▶ [Exercise aim]:
Your task is to gather the lines below that hold the string "krowiego".

Saved entries:
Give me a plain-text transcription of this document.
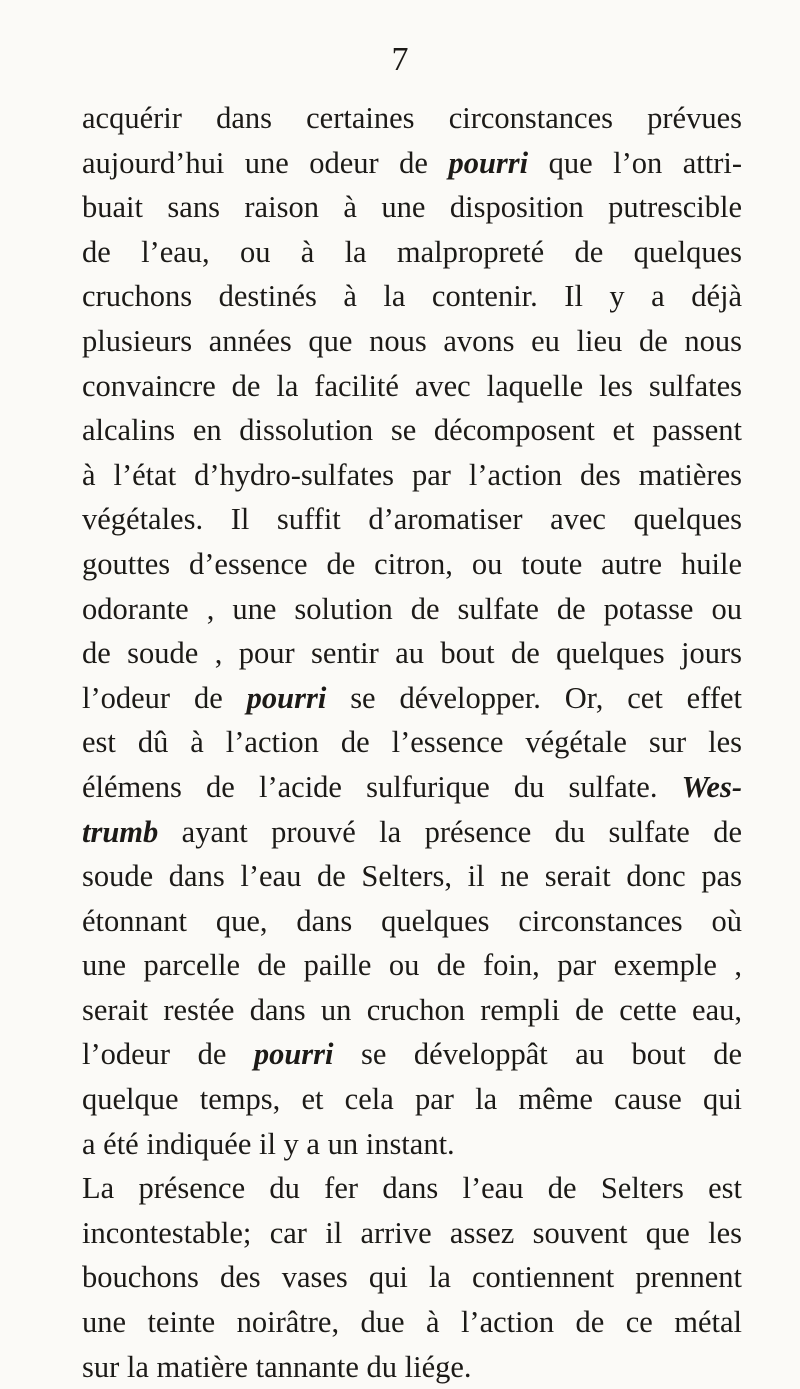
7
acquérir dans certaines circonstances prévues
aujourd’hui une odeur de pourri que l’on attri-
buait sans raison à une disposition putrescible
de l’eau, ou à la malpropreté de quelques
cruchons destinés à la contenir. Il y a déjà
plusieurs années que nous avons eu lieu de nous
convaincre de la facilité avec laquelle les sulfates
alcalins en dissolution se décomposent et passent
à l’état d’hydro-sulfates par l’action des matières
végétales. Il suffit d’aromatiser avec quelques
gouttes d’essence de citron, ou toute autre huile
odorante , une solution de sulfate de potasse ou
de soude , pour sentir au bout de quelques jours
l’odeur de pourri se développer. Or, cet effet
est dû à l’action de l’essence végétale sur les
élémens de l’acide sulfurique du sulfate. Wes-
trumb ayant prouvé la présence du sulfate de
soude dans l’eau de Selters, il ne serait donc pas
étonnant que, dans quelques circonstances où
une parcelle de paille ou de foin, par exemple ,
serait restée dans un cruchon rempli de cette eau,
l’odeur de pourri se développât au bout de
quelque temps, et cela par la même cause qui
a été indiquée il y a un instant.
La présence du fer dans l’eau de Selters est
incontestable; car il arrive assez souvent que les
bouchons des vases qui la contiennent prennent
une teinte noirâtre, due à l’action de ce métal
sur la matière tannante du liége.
==
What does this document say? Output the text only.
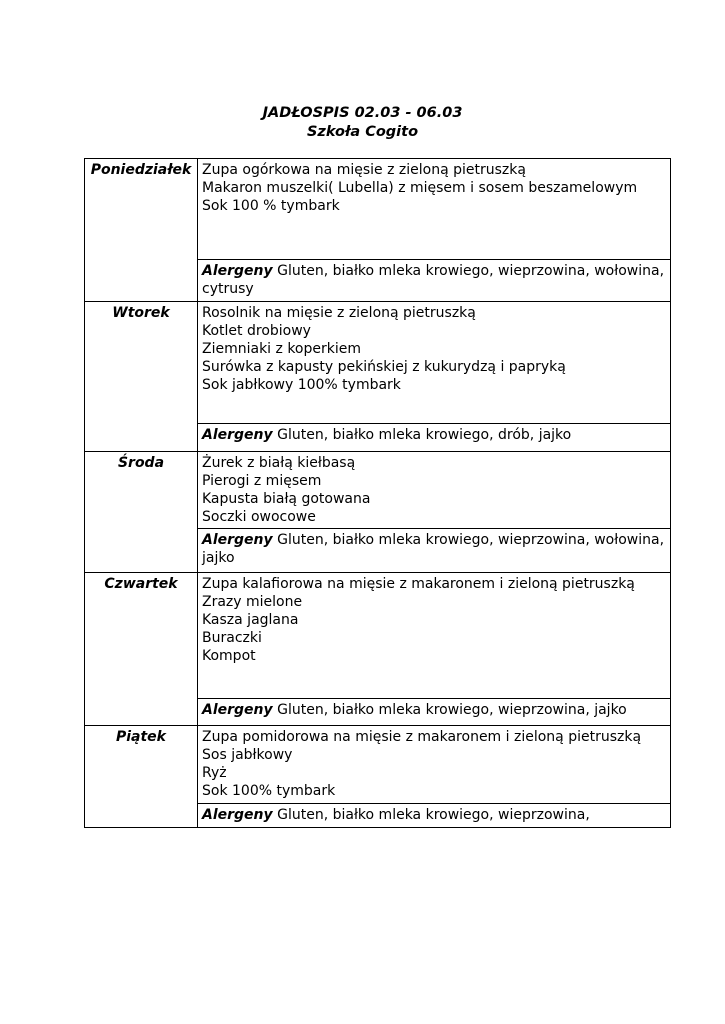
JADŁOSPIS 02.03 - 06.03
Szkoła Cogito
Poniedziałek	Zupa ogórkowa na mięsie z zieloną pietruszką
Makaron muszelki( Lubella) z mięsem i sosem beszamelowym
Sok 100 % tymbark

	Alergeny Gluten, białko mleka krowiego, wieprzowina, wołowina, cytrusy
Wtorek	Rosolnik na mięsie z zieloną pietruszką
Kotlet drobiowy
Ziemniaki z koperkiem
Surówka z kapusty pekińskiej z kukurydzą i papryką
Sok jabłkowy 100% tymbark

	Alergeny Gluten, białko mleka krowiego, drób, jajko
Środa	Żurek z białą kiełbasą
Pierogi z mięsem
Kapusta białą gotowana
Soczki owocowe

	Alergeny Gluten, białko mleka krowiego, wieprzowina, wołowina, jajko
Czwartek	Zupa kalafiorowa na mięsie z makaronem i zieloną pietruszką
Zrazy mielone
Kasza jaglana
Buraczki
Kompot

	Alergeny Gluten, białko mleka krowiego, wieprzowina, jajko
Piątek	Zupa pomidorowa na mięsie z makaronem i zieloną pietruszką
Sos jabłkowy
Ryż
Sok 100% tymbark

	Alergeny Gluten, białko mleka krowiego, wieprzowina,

▶ [Result]:
	Alergeny Gluten, białko mleka krowiego, wieprzowina, wołowina, cytrusy
	Alergeny Gluten, białko mleka krowiego, drób, jajko
	Alergeny Gluten, białko mleka krowiego, wieprzowina, wołowina, jajko
	Alergeny Gluten, białko mleka krowiego, wieprzowina, jajko
	Alergeny Gluten, białko mleka krowiego, wieprzowina,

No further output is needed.